Stored records:
** start **

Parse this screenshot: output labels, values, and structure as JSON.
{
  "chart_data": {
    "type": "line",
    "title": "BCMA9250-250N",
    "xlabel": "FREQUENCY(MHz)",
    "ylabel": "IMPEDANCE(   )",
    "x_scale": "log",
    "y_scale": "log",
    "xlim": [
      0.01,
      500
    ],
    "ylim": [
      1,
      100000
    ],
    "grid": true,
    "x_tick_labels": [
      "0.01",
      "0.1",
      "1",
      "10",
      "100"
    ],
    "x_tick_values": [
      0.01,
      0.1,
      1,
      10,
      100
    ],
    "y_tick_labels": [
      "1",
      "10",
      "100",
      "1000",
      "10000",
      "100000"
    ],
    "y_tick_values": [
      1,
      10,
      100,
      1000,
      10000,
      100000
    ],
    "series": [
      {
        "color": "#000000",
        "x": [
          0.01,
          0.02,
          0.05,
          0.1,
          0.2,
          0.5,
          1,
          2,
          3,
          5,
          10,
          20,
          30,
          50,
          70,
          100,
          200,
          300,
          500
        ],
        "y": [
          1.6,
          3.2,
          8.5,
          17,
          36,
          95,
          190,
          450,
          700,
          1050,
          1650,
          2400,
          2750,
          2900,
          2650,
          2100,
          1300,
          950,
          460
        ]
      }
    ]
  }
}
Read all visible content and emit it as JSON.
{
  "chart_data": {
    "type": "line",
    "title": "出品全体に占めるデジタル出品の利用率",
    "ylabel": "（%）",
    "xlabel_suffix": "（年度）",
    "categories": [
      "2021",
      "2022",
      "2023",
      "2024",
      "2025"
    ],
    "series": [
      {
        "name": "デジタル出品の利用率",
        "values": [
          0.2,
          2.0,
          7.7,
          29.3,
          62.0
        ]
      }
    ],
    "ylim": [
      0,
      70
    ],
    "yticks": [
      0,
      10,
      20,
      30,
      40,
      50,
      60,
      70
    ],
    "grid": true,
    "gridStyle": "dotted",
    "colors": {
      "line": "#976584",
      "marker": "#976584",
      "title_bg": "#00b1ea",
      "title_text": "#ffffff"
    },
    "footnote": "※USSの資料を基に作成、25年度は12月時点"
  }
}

** end **

Requirement:
Write the material out exactly, with nothing left out.

Full response:
Parse this screenshot: output labels, values, and structure as JSON.
{
  "chart_data": {
    "type": "line",
    "title": "BCMA9250-250N",
    "xlabel": "FREQUENCY(MHz)",
    "ylabel": "IMPEDANCE(   )",
    "x_scale": "log",
    "y_scale": "log",
    "xlim": [
      0.01,
      500
    ],
    "ylim": [
      1,
      100000
    ],
    "grid": true,
    "x_tick_labels": [
      "0.01",
      "0.1",
      "1",
      "10",
      "100"
    ],
    "x_tick_values": [
      0.01,
      0.1,
      1,
      10,
      100
    ],
    "y_tick_labels": [
      "1",
      "10",
      "100",
      "1000",
      "10000",
      "100000"
    ],
    "y_tick_values": [
      1,
      10,
      100,
      1000,
      10000,
      100000
    ],
    "series": [
      {
        "color": "#000000",
        "x": [
          0.01,
          0.02,
          0.05,
          0.1,
          0.2,
          0.5,
          1,
          2,
          3,
          5,
          10,
          20,
          30,
          50,
          70,
          100,
          200,
          300,
          500
        ],
        "y": [
          1.6,
          3.2,
          8.5,
          17,
          36,
          95,
          190,
          450,
          700,
          1050,
          1650,
          2400,
          2750,
          2900,
          2650,
          2100,
          1300,
          950,
          460
        ]
      }
    ]
  }
}
Read all visible content and emit it as JSON.
{
  "chart_data": {
    "type": "line",
    "title": "出品全体に占めるデジタル出品の利用率",
    "ylabel": "（%）",
    "xlabel_suffix": "（年度）",
    "categories": [
      "2021",
      "2022",
      "2023",
      "2024",
      "2025"
    ],
    "series": [
      {
        "name": "デジタル出品の利用率",
        "values": [
          0.2,
          2.0,
          7.7,
          29.3,
          62.0
        ]
      }
    ],
    "ylim": [
      0,
      70
    ],
    "yticks": [
      0,
      10,
      20,
      30,
      40,
      50,
      60,
      70
    ],
    "grid": true,
    "gridStyle": "dotted",
    "colors": {
      "line": "#976584",
      "marker": "#976584",
      "title_bg": "#00b1ea",
      "title_text": "#ffffff"
    },
    "footnote": "※USSの資料を基に作成、25年度は12月時点"
  }
}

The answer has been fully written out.